## THE EXERCISE
Extract every record, exactly as written, and ignore the pictures.

Collection entries
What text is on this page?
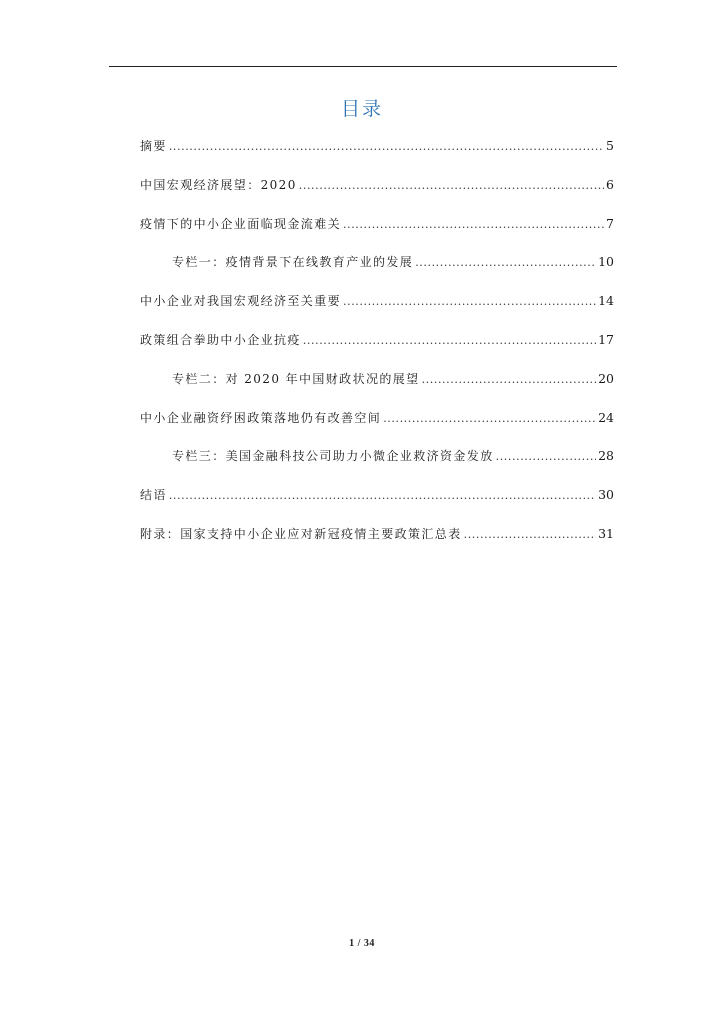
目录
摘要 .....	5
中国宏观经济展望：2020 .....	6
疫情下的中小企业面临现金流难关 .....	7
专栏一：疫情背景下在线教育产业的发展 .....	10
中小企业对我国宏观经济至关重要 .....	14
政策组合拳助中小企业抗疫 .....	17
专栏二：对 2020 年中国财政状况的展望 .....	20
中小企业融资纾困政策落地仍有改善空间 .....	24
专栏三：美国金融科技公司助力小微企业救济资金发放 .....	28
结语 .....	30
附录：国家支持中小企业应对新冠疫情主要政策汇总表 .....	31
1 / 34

## PROBLEM SOLUTION
What text is on this page?
目录
摘要 .....	5
中国宏观经济展望：2020 .....	6
疫情下的中小企业面临现金流难关 .....	7
专栏一：疫情背景下在线教育产业的发展 .....	10
中小企业对我国宏观经济至关重要 .....	14
政策组合拳助中小企业抗疫 .....	17
专栏二：对 2020 年中国财政状况的展望 .....	20
中小企业融资纾困政策落地仍有改善空间 .....	24
专栏三：美国金融科技公司助力小微企业救济资金发放 .....	28
结语 .....	30
附录：国家支持中小企业应对新冠疫情主要政策汇总表 .....	31
1 / 34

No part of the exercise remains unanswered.